▸ **What to work on**
Read through the entries below and return each line with the word "headline".

Excerpt from a dataset
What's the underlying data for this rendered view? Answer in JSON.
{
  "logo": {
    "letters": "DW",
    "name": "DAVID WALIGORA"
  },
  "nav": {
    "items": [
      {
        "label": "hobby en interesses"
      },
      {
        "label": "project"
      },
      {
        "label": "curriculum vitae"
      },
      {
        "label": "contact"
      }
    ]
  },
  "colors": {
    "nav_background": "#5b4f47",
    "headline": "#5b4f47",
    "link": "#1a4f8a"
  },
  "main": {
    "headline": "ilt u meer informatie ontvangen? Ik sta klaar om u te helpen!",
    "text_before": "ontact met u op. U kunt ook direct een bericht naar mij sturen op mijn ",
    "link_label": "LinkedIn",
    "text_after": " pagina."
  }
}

▸ **Output for this exercise**
    "headline": "#5b4f47",
    "headline": "ilt u meer informatie ontvangen? Ik sta klaar om u te helpen!",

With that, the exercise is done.